[What the task requires] Write out the material below again, unchanged.

[Material shown]
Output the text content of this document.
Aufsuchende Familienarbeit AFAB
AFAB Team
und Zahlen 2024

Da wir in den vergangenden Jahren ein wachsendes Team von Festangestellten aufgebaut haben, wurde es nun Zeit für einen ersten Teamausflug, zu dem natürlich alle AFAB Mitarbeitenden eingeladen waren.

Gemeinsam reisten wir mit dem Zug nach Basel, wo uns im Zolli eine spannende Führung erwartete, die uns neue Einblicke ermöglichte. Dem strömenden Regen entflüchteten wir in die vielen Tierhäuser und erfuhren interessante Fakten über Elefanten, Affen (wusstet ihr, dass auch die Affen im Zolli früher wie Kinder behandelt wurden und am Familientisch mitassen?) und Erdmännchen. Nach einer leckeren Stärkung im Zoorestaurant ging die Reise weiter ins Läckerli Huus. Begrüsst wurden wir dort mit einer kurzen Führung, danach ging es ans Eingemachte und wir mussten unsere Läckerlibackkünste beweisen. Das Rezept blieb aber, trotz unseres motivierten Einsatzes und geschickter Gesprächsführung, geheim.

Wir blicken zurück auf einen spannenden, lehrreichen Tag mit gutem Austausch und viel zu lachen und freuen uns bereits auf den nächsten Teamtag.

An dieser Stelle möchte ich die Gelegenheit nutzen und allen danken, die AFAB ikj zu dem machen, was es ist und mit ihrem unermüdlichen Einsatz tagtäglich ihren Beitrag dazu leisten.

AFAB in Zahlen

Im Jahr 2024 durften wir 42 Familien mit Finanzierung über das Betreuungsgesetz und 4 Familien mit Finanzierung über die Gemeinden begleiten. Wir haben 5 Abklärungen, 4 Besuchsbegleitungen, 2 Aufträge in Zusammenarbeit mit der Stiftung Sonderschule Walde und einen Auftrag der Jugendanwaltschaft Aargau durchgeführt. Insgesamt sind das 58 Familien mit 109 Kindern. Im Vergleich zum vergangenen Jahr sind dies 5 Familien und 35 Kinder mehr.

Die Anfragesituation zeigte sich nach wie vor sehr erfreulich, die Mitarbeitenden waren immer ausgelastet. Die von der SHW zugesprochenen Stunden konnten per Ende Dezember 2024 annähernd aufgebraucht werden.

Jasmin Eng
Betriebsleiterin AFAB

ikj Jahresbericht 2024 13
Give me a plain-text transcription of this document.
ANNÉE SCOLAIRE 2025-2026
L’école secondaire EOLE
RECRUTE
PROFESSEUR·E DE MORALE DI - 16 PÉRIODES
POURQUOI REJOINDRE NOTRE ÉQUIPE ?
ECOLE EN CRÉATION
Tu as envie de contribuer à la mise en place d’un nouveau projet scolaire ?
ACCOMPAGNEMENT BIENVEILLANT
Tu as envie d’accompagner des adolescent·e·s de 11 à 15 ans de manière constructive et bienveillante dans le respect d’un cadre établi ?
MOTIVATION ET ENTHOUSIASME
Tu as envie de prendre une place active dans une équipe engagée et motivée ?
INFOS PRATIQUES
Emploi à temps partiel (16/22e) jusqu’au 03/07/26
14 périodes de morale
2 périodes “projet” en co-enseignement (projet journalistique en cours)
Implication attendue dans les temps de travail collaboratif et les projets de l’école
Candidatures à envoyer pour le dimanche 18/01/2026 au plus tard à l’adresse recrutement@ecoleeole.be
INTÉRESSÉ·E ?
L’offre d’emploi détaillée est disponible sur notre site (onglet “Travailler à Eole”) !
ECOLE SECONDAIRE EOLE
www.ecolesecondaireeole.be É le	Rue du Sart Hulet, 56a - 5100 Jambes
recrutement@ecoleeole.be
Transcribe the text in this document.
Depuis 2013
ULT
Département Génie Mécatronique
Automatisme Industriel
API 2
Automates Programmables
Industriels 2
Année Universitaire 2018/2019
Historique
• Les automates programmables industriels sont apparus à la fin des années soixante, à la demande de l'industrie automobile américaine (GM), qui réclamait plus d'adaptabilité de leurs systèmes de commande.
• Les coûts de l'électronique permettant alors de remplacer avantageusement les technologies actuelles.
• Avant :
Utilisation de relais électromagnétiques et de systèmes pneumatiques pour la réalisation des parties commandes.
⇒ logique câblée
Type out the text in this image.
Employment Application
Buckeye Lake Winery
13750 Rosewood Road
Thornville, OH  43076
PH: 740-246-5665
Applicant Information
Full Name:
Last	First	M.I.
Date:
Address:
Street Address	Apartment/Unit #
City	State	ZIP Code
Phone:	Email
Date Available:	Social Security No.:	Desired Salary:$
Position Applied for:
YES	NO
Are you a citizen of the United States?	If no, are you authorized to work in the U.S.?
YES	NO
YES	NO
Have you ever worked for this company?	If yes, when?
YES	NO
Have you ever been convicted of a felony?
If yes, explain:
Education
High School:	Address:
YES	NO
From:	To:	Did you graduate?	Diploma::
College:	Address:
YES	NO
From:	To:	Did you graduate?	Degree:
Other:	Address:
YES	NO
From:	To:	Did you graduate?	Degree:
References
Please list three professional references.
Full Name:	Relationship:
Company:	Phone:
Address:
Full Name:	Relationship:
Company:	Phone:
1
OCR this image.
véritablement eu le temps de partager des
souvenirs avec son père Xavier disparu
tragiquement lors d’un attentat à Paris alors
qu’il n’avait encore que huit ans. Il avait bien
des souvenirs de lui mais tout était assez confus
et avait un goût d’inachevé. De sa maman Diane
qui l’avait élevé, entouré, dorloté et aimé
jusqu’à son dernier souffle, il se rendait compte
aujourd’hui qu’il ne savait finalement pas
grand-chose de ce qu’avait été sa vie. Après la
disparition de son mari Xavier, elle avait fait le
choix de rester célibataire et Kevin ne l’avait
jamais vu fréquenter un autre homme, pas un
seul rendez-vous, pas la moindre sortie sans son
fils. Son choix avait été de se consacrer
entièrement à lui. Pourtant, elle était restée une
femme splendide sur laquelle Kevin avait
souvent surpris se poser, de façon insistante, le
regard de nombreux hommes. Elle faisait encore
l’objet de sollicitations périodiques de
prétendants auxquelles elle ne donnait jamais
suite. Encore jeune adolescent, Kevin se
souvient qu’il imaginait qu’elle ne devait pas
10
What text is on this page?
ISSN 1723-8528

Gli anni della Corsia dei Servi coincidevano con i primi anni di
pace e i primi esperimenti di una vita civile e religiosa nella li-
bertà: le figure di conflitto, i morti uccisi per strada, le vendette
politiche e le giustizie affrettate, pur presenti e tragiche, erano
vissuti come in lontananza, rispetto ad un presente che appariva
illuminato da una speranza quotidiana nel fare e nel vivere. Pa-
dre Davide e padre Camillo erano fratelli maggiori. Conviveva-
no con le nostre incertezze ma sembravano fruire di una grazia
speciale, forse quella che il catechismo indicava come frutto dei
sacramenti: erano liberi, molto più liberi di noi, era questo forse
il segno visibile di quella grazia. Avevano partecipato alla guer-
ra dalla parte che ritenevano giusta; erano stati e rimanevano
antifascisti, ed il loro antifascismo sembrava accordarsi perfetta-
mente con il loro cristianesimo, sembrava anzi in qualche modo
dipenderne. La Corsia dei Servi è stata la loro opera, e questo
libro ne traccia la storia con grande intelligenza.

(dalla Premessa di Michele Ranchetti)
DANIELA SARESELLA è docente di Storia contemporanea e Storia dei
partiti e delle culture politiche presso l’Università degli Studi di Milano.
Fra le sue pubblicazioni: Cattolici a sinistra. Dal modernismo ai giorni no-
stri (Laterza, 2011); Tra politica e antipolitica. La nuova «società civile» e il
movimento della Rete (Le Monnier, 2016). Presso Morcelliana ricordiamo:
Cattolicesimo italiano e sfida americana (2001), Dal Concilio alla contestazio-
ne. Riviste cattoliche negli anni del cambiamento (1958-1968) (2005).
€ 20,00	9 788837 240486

[Exercise result]
Output the text content of this document.
Aufsuchende Familienarbeit AFAB
AFAB Team
und Zahlen 2024

Da wir in den vergangenden Jahren ein wachsendes Team von Festangestellten aufgebaut haben, wurde es nun Zeit für einen ersten Teamausflug, zu dem natürlich alle AFAB Mitarbeitenden eingeladen waren.

Gemeinsam reisten wir mit dem Zug nach Basel, wo uns im Zolli eine spannende Führung erwartete, die uns neue Einblicke ermöglichte. Dem strömenden Regen entflüchteten wir in die vielen Tierhäuser und erfuhren interessante Fakten über Elefanten, Affen (wusstet ihr, dass auch die Affen im Zolli früher wie Kinder behandelt wurden und am Familientisch mitassen?) und Erdmännchen. Nach einer leckeren Stärkung im Zoorestaurant ging die Reise weiter ins Läckerli Huus. Begrüsst wurden wir dort mit einer kurzen Führung, danach ging es ans Eingemachte und wir mussten unsere Läckerlibackkünste beweisen. Das Rezept blieb aber, trotz unseres motivierten Einsatzes und geschickter Gesprächsführung, geheim.

Wir blicken zurück auf einen spannenden, lehrreichen Tag mit gutem Austausch und viel zu lachen und freuen uns bereits auf den nächsten Teamtag.

An dieser Stelle möchte ich die Gelegenheit nutzen und allen danken, die AFAB ikj zu dem machen, was es ist und mit ihrem unermüdlichen Einsatz tagtäglich ihren Beitrag dazu leisten.

AFAB in Zahlen

Im Jahr 2024 durften wir 42 Familien mit Finanzierung über das Betreuungsgesetz und 4 Familien mit Finanzierung über die Gemeinden begleiten. Wir haben 5 Abklärungen, 4 Besuchsbegleitungen, 2 Aufträge in Zusammenarbeit mit der Stiftung Sonderschule Walde und einen Auftrag der Jugendanwaltschaft Aargau durchgeführt. Insgesamt sind das 58 Familien mit 109 Kindern. Im Vergleich zum vergangenen Jahr sind dies 5 Familien und 35 Kinder mehr.

Die Anfragesituation zeigte sich nach wie vor sehr erfreulich, die Mitarbeitenden waren immer ausgelastet. Die von der SHW zugesprochenen Stunden konnten per Ende Dezember 2024 annähernd aufgebraucht werden.

Jasmin Eng
Betriebsleiterin AFAB

ikj Jahresbericht 2024 13
Give me a plain-text transcription of this document.
ANNÉE SCOLAIRE 2025-2026
L’école secondaire EOLE
RECRUTE
PROFESSEUR·E DE MORALE DI - 16 PÉRIODES
POURQUOI REJOINDRE NOTRE ÉQUIPE ?
ECOLE EN CRÉATION
Tu as envie de contribuer à la mise en place d’un nouveau projet scolaire ?
ACCOMPAGNEMENT BIENVEILLANT
Tu as envie d’accompagner des adolescent·e·s de 11 à 15 ans de manière constructive et bienveillante dans le respect d’un cadre établi ?
MOTIVATION ET ENTHOUSIASME
Tu as envie de prendre une place active dans une équipe engagée et motivée ?
INFOS PRATIQUES
Emploi à temps partiel (16/22e) jusqu’au 03/07/26
14 périodes de morale
2 périodes “projet” en co-enseignement (projet journalistique en cours)
Implication attendue dans les temps de travail collaboratif et les projets de l’école
Candidatures à envoyer pour le dimanche 18/01/2026 au plus tard à l’adresse recrutement@ecoleeole.be
INTÉRESSÉ·E ?
L’offre d’emploi détaillée est disponible sur notre site (onglet “Travailler à Eole”) !
ECOLE SECONDAIRE EOLE
www.ecolesecondaireeole.be É le	Rue du Sart Hulet, 56a - 5100 Jambes
recrutement@ecoleeole.be
Transcribe the text in this document.
Depuis 2013
ULT
Département Génie Mécatronique
Automatisme Industriel
API 2
Automates Programmables
Industriels 2
Année Universitaire 2018/2019
Historique
• Les automates programmables industriels sont apparus à la fin des années soixante, à la demande de l'industrie automobile américaine (GM), qui réclamait plus d'adaptabilité de leurs systèmes de commande.
• Les coûts de l'électronique permettant alors de remplacer avantageusement les technologies actuelles.
• Avant :
Utilisation de relais électromagnétiques et de systèmes pneumatiques pour la réalisation des parties commandes.
⇒ logique câblée
Type out the text in this image.
Employment Application
Buckeye Lake Winery
13750 Rosewood Road
Thornville, OH  43076
PH: 740-246-5665
Applicant Information
Full Name:
Last	First	M.I.
Date:
Address:
Street Address	Apartment/Unit #
City	State	ZIP Code
Phone:	Email
Date Available:	Social Security No.:	Desired Salary:$
Position Applied for:
YES	NO
Are you a citizen of the United States?	If no, are you authorized to work in the U.S.?
YES	NO
YES	NO
Have you ever worked for this company?	If yes, when?
YES	NO
Have you ever been convicted of a felony?
If yes, explain:
Education
High School:	Address:
YES	NO
From:	To:	Did you graduate?	Diploma::
College:	Address:
YES	NO
From:	To:	Did you graduate?	Degree:
Other:	Address:
YES	NO
From:	To:	Did you graduate?	Degree:
References
Please list three professional references.
Full Name:	Relationship:
Company:	Phone:
Address:
Full Name:	Relationship:
Company:	Phone:
1
OCR this image.
véritablement eu le temps de partager des
souvenirs avec son père Xavier disparu
tragiquement lors d’un attentat à Paris alors
qu’il n’avait encore que huit ans. Il avait bien
des souvenirs de lui mais tout était assez confus
et avait un goût d’inachevé. De sa maman Diane
qui l’avait élevé, entouré, dorloté et aimé
jusqu’à son dernier souffle, il se rendait compte
aujourd’hui qu’il ne savait finalement pas
grand-chose de ce qu’avait été sa vie. Après la
disparition de son mari Xavier, elle avait fait le
choix de rester célibataire et Kevin ne l’avait
jamais vu fréquenter un autre homme, pas un
seul rendez-vous, pas la moindre sortie sans son
fils. Son choix avait été de se consacrer
entièrement à lui. Pourtant, elle était restée une
femme splendide sur laquelle Kevin avait
souvent surpris se poser, de façon insistante, le
regard de nombreux hommes. Elle faisait encore
l’objet de sollicitations périodiques de
prétendants auxquelles elle ne donnait jamais
suite. Encore jeune adolescent, Kevin se
souvient qu’il imaginait qu’elle ne devait pas
10
What text is on this page?
ISSN 1723-8528

Gli anni della Corsia dei Servi coincidevano con i primi anni di
pace e i primi esperimenti di una vita civile e religiosa nella li-
bertà: le figure di conflitto, i morti uccisi per strada, le vendette
politiche e le giustizie affrettate, pur presenti e tragiche, erano
vissuti come in lontananza, rispetto ad un presente che appariva
illuminato da una speranza quotidiana nel fare e nel vivere. Pa-
dre Davide e padre Camillo erano fratelli maggiori. Conviveva-
no con le nostre incertezze ma sembravano fruire di una grazia
speciale, forse quella che il catechismo indicava come frutto dei
sacramenti: erano liberi, molto più liberi di noi, era questo forse
il segno visibile di quella grazia. Avevano partecipato alla guer-
ra dalla parte che ritenevano giusta; erano stati e rimanevano
antifascisti, ed il loro antifascismo sembrava accordarsi perfetta-
mente con il loro cristianesimo, sembrava anzi in qualche modo
dipenderne. La Corsia dei Servi è stata la loro opera, e questo
libro ne traccia la storia con grande intelligenza.

(dalla Premessa di Michele Ranchetti)
DANIELA SARESELLA è docente di Storia contemporanea e Storia dei
partiti e delle culture politiche presso l’Università degli Studi di Milano.
Fra le sue pubblicazioni: Cattolici a sinistra. Dal modernismo ai giorni no-
stri (Laterza, 2011); Tra politica e antipolitica. La nuova «società civile» e il
movimento della Rete (Le Monnier, 2016). Presso Morcelliana ricordiamo:
Cattolicesimo italiano e sfida americana (2001), Dal Concilio alla contestazio-
ne. Riviste cattoliche negli anni del cambiamento (1958-1968) (2005).
€ 20,00	9 788837 240486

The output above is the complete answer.